_Objective 1_: In the passage on the moving average filter, what is the largest number of samples the filter can hold?
[START Selection]
Software can control the moving average filter through the register file interface. The features of the filter include the depth of the filter (max of 128 samples) and clearing the filter contents. A Filter Full bit is reported to the software to indicate that the output of the filter is valid. Software can also control whether the filter uses calibrated or uncalibrated data as its input. Using uncalibrated data is necessary during a board calibration.
When reading the average voltage, the average current at that instant is stored in a separate register. Software can then read this stored value to get a snapshot of what both the current and voltage were at the time of reading the voltage. The most recent current measurement is also made available through a separate register.
Figure 4: Moving Average Filter Block Diagram and State Machine Diagram ( To view larger image, click here.)
Waveform tables (Figure 5, below ) are used to ramp the power setpoint over a period of time, creating a pulse edge, instead of instantaneously switching it on or off. There are two tables: one for the rising edge and one for the falling edge. The waveform table data scales the actual setpoint from 0 to 100 % (0x0000 to 0xFFFF). How this data is used is shown in the Waveform Control section below. The last data point in the waveform table is the steady state scale factor of the setpoint until the software triggers another pulse edge.
[END Selection]
[START Data for the task]
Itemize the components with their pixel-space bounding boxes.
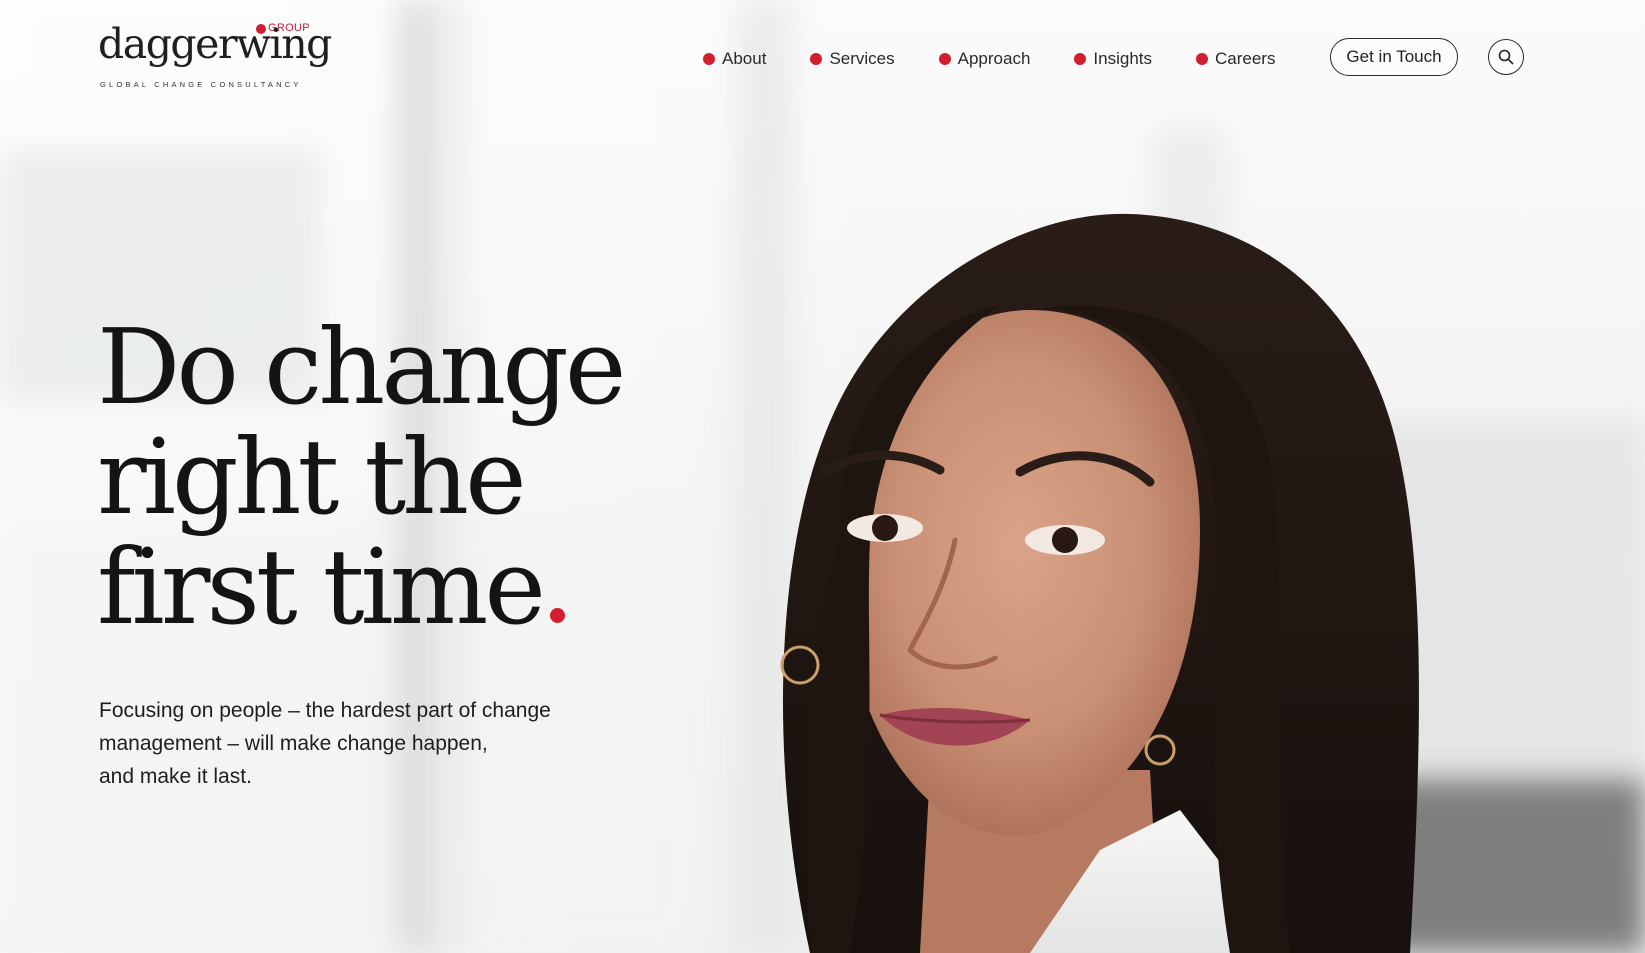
nav-item-careers[interactable]: Careers: [1196, 49, 1275, 69]
accent-dot: [549, 608, 565, 623]
hero-title-text: first time: [97, 526, 546, 648]
brand-logo[interactable]: GROUP daggerwing GLOBAL CHANGE CONSULTAN…: [98, 22, 332, 92]
hero-subtitle: Focusing on people – the hardest part of…: [99, 694, 639, 793]
hero-subtitle-line: and make it last.: [99, 765, 252, 788]
hero-subtitle-line: management – will make change happen,: [99, 732, 488, 755]
hero-subtitle-line: Focusing on people – the hardest part of…: [99, 699, 551, 722]
logo-wordmark: daggerwing: [98, 20, 332, 68]
nav-bullet-icon: [1074, 53, 1087, 65]
portrait-image: [780, 213, 1419, 953]
search-icon: [1498, 49, 1514, 65]
hero-title-line-last: first time: [97, 532, 622, 642]
get-in-touch-button[interactable]: Get in Touch: [1330, 38, 1458, 76]
hero-title-line: Do change: [97, 306, 626, 428]
hero-section: GROUP daggerwing GLOBAL CHANGE CONSULTAN…: [0, 0, 1645, 953]
nav-item-label: Approach: [957, 49, 1031, 68]
hero-title-line: right the: [97, 416, 527, 538]
nav-item-label: Services: [829, 49, 895, 68]
search-button[interactable]: [1488, 39, 1524, 75]
nav-item-label: Careers: [1215, 49, 1276, 68]
logo-tagline: GLOBAL CHANGE CONSULTANCY: [100, 80, 302, 89]
hero-title: Do change right the first time: [97, 306, 626, 642]
nav-item-label: Insights: [1093, 49, 1152, 68]
nav-bullet-icon: [703, 53, 715, 65]
nav-item-about[interactable]: About: [703, 49, 766, 69]
nav-item-insights[interactable]: Insights: [1074, 49, 1152, 69]
nav-bullet-icon: [1196, 53, 1208, 65]
nav-bullet-icon: [810, 53, 823, 65]
nav-bullet-icon: [938, 53, 951, 65]
nav-item-approach[interactable]: Approach: [938, 49, 1031, 69]
nav-item-label: About: [722, 49, 767, 68]
nav-item-services[interactable]: Services: [810, 49, 895, 69]
main-navigation: About Services Approach Insights Careers: [703, 44, 1275, 74]
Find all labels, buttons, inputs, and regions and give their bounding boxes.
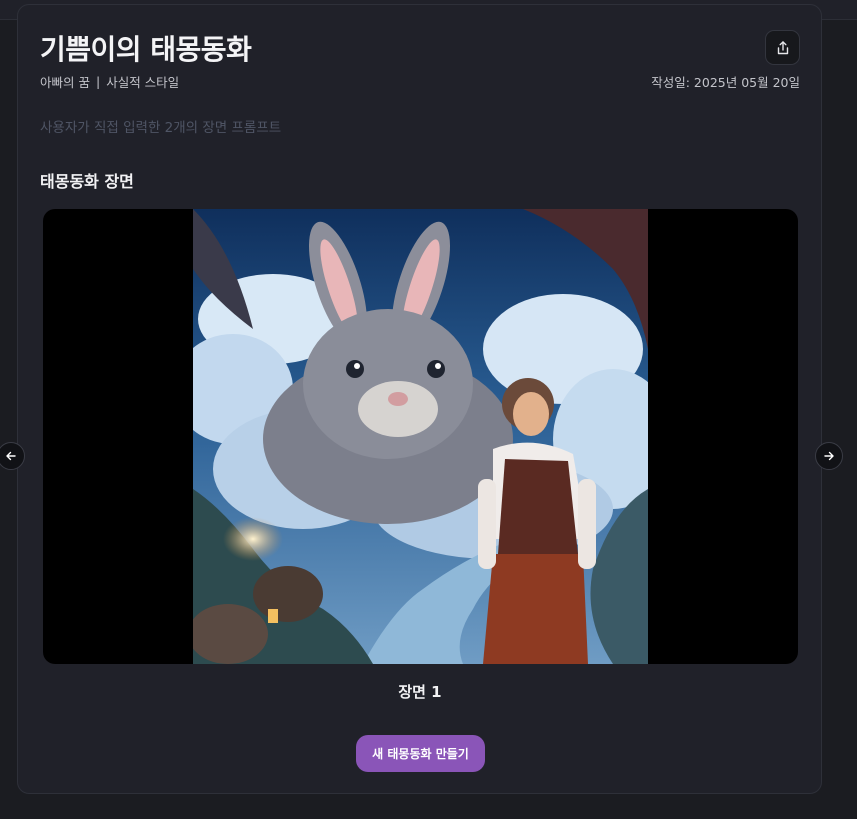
prompt-note: 사용자가 직접 입력한 2개의 장면 프롬프트: [40, 120, 282, 136]
arrow-left-icon: [6, 451, 16, 461]
next-scene-button[interactable]: [815, 442, 843, 470]
story-style: 사실적 스타일: [106, 75, 180, 90]
scene-label: 장면 1: [398, 683, 442, 701]
share-icon: [777, 40, 788, 54]
page-title: 기쁨이의 태몽동화: [40, 33, 252, 66]
arrow-right-icon: [824, 451, 834, 461]
created-date: 작성일: 2025년 05월 20일: [651, 75, 800, 90]
meta-separator: |: [95, 74, 101, 89]
scene-image: [193, 209, 648, 664]
share-button[interactable]: [765, 30, 800, 65]
create-new-story-button[interactable]: 새 태몽동화 만들기: [356, 735, 485, 772]
scene-slider: [43, 209, 798, 664]
section-title: 태몽동화 장면: [40, 172, 134, 191]
story-meta: 아빠의 꿈 | 사실적 스타일: [40, 72, 179, 91]
story-category: 아빠의 꿈: [40, 75, 90, 90]
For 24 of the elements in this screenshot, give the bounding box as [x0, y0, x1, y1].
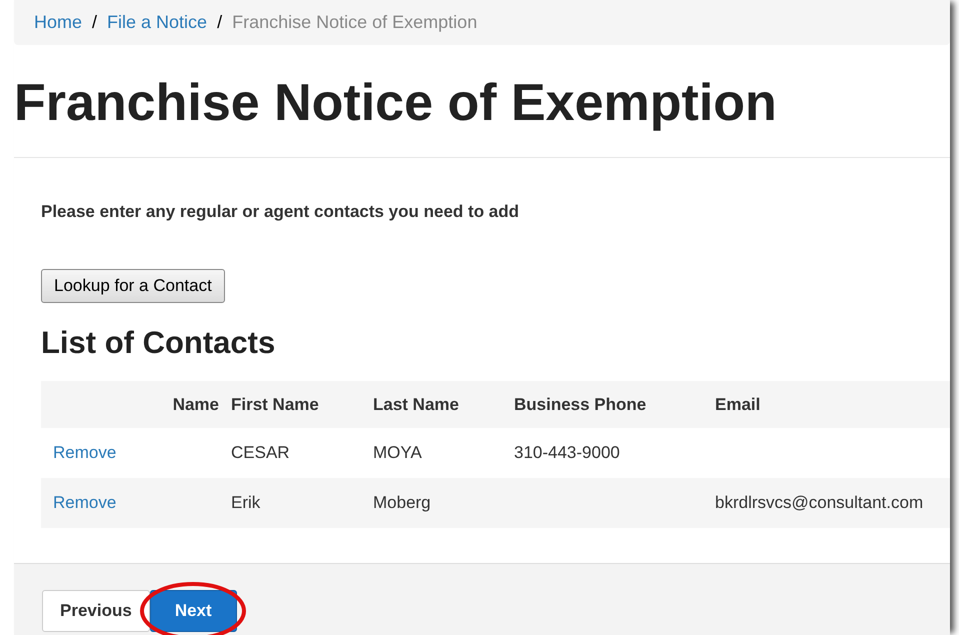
- table-cell: 310-443-9000: [514, 443, 620, 462]
- section-heading: List of Contacts: [41, 325, 276, 361]
- column-header: Last Name: [373, 394, 459, 414]
- remove-link[interactable]: Remove: [53, 443, 116, 462]
- instructions-text: Please enter any regular or agent contacts you need to add: [41, 202, 520, 222]
- table-cell: Moberg: [373, 493, 431, 512]
- table-cell: Erik: [231, 493, 260, 512]
- table-cell: MOYA: [373, 443, 422, 462]
- column-header: Business Phone: [514, 394, 646, 414]
- breadcrumb-separator: /: [217, 12, 222, 33]
- table-cell: CESAR: [231, 443, 290, 462]
- breadcrumb-link[interactable]: File a Notice: [107, 12, 208, 33]
- breadcrumb-current: Franchise Notice of Exemption: [232, 12, 478, 33]
- remove-link[interactable]: Remove: [53, 493, 116, 512]
- next-button[interactable]: Next: [150, 590, 237, 632]
- page-title: Franchise Notice of Exemption: [14, 73, 950, 158]
- table-cell: bkrdlrsvcs@consultant.com: [715, 493, 924, 512]
- lookup-contact-button[interactable]: Lookup for a Contact: [41, 269, 225, 303]
- breadcrumb-link[interactable]: Home: [34, 12, 82, 33]
- column-header: First Name: [231, 394, 319, 414]
- breadcrumb-separator: /: [92, 12, 98, 33]
- column-header: Name: [172, 394, 219, 414]
- column-header: Email: [715, 394, 760, 414]
- previous-button[interactable]: Previous: [42, 590, 150, 632]
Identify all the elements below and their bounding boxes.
[END Data for the task]
_Objective 2_: Give the rows from the line with "prompt-note: 사용자가 직접" to the line with "story-meta: 아빠의 꿈", both included, as a JSON list of strings with one string per line and blank lines left out.

_Expected answer 1_: 128 samples.

_Expected answer 2_:
[
  "prompt-note: 사용자가 직접 입력한 2개의 장면 프롬프트: [40, 120, 282, 136]",
  "arrow-left-icon: [6, 451, 16, 461]",
  "next-scene-button[interactable]: [815, 442, 843, 470]",
  "story-style: 사실적 스타일: [106, 75, 180, 90]",
  "scene-label: 장면 1: [398, 683, 442, 701]",
  "share-icon: [777, 40, 788, 54]",
  "page-title: 기쁨이의 태몽동화: [40, 33, 252, 66]",
  "arrow-right-icon: [824, 451, 834, 461]",
  "created-date: 작성일: 2025년 05월 20일: [651, 75, 800, 90]",
  "meta-separator: |: [95, 74, 101, 89]",
  "scene-image: [193, 209, 648, 664]",
  "share-button[interactable]: [765, 30, 800, 65]",
  "create-new-story-button[interactable]: 새 태몽동화 만들기: [356, 735, 485, 772]",
  "scene-slider: [43, 209, 798, 664]",
  "section-title: 태몽동화 장면: [40, 172, 134, 191]",
  "story-meta: 아빠의 꿈 | 사실적 스타일: [40, 72, 179, 91]"
]